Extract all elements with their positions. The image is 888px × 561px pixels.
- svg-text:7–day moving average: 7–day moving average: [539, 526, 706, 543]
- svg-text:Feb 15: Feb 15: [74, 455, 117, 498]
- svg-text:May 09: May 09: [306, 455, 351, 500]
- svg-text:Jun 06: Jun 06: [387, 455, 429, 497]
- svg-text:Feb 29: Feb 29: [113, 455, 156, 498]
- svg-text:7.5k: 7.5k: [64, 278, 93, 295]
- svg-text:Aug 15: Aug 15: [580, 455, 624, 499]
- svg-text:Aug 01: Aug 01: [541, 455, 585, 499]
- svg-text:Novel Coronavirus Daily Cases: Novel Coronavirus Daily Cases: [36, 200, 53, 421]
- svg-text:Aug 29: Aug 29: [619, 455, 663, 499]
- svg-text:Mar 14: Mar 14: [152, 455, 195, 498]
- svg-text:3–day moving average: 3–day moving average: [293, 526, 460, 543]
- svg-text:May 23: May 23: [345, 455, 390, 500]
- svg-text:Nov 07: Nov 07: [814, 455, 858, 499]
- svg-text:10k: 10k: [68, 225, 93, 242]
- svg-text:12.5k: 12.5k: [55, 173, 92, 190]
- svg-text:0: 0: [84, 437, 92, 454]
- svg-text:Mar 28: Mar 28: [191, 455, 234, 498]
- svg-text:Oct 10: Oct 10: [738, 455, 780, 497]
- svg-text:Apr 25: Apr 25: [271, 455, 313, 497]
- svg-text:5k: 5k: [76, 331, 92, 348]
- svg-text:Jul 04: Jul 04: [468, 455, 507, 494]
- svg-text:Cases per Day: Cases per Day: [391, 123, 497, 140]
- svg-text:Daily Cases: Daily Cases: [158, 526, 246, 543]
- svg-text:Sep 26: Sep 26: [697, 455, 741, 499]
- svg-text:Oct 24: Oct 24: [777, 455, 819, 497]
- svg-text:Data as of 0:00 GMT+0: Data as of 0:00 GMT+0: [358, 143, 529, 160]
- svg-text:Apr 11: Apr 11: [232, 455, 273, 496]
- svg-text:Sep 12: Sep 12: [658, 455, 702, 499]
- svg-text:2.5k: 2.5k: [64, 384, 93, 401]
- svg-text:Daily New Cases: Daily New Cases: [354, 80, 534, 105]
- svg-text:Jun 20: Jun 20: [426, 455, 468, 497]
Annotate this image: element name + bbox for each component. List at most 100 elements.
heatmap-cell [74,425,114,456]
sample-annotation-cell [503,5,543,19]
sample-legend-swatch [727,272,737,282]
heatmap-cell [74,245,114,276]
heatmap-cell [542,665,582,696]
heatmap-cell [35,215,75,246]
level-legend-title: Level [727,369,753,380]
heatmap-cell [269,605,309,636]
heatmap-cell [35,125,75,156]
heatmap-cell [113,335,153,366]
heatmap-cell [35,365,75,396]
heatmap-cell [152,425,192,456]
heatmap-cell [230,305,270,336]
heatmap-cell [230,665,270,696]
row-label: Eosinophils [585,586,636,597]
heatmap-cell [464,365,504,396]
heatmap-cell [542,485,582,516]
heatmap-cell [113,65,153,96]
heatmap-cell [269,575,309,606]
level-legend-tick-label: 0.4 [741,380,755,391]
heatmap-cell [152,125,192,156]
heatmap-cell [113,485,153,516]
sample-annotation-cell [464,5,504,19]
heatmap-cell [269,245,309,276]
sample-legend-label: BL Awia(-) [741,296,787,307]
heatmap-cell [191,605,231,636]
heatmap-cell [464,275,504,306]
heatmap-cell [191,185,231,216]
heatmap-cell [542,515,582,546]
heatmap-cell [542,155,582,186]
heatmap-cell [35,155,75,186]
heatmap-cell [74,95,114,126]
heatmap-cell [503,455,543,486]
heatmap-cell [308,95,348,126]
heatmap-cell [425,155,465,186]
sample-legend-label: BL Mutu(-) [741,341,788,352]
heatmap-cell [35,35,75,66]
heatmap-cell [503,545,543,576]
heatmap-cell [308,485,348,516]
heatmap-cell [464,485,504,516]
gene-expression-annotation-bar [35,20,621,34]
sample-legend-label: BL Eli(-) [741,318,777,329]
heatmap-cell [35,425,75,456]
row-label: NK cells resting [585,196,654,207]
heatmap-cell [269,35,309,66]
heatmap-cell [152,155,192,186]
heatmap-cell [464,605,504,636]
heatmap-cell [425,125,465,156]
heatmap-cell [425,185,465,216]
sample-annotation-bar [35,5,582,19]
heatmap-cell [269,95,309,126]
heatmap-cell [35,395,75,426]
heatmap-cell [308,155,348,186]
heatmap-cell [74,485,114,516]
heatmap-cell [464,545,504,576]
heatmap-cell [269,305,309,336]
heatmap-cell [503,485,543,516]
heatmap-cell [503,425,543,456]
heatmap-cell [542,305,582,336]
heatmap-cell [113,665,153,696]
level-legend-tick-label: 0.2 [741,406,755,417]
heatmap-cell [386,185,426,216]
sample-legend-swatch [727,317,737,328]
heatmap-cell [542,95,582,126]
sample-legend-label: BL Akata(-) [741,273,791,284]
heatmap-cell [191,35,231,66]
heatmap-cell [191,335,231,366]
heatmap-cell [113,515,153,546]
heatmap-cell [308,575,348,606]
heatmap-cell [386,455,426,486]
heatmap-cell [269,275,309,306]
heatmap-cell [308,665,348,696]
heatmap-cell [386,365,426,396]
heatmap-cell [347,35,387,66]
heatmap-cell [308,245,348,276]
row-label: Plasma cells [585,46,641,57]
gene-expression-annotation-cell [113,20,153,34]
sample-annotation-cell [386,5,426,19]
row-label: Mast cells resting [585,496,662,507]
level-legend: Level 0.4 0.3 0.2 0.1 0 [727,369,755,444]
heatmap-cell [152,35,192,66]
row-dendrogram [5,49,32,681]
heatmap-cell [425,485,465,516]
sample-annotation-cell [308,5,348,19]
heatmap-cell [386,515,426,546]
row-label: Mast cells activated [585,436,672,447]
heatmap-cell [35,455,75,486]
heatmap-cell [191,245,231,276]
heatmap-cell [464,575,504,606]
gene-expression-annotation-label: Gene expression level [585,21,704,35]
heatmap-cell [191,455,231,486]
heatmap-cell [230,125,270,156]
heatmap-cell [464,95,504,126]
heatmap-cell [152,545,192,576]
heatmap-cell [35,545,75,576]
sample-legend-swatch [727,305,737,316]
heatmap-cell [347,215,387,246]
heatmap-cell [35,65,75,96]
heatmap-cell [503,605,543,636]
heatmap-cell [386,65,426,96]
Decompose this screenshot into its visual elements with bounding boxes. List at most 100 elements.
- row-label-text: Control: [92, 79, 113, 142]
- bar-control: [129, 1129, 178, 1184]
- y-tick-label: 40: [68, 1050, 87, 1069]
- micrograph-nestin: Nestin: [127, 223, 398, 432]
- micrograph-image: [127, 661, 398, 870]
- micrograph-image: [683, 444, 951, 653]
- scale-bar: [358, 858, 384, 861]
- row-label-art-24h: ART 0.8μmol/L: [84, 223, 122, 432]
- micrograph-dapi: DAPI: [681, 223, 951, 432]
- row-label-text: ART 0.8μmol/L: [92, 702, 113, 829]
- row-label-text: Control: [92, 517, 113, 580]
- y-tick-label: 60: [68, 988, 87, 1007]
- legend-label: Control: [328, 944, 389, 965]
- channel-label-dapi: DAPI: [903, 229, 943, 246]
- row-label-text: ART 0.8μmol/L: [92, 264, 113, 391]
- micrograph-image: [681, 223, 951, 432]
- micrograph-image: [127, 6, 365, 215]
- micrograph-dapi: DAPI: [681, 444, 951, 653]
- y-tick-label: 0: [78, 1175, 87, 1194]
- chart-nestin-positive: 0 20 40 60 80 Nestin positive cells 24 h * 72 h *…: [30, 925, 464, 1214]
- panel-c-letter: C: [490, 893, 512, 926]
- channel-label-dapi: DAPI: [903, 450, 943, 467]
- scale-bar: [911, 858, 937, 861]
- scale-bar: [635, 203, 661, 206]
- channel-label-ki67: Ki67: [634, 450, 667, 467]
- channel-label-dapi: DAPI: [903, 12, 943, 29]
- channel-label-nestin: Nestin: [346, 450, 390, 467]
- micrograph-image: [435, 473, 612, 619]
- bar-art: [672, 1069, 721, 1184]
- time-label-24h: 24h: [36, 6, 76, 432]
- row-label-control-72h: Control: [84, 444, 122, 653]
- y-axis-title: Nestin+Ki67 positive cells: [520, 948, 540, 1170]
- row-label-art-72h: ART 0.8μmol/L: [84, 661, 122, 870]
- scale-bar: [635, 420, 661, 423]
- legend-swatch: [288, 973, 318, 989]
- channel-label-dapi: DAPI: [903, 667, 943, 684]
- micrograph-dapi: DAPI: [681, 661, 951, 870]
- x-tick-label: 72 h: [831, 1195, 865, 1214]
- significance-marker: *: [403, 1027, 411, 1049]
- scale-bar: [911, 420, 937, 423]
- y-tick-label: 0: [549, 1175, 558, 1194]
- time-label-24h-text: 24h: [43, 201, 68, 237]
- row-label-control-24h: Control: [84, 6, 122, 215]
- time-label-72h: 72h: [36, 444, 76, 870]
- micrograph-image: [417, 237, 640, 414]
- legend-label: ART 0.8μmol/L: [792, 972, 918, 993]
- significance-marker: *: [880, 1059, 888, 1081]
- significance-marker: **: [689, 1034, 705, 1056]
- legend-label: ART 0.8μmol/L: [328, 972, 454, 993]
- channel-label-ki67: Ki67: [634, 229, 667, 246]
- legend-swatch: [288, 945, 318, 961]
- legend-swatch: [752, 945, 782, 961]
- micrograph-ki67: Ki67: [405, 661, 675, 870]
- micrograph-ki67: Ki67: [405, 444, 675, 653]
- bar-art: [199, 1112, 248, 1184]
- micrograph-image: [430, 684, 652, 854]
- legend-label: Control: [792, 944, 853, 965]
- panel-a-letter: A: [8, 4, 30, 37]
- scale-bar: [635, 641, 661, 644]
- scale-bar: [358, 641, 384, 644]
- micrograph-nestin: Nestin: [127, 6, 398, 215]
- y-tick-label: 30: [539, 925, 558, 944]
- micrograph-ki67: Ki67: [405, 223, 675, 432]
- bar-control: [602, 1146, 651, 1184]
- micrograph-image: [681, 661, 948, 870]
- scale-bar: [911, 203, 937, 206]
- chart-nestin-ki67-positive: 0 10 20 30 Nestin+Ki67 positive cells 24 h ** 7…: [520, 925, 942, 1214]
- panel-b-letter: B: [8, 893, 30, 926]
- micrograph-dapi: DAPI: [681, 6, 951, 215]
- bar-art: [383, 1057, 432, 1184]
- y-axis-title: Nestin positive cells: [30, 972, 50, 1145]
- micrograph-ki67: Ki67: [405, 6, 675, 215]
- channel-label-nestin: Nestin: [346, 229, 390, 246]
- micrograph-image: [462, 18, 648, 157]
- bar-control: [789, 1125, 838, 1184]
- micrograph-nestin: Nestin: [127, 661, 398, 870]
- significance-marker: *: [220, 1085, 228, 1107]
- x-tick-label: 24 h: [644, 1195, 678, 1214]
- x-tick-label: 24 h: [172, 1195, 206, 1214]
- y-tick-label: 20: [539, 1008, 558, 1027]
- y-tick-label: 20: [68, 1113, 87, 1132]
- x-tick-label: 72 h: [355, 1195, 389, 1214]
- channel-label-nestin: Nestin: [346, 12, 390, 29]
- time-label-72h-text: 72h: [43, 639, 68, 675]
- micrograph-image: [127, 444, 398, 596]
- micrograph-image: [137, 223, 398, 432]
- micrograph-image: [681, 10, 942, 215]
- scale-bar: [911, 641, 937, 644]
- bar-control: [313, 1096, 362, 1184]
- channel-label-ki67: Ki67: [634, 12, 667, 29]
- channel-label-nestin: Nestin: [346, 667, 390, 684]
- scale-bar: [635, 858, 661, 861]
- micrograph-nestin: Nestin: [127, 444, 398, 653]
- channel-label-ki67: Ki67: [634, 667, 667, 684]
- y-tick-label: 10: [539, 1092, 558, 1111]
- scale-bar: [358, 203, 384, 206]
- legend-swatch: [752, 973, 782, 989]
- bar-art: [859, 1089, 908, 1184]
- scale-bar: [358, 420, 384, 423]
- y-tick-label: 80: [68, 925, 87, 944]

-- Work to be completed --
A complete answer reproduces every line of the records in which the word "resting" occurs.

-- Answer to this problem --
row-label: NK cells resting [585,196,654,207]
row-label: Mast cells resting [585,496,662,507]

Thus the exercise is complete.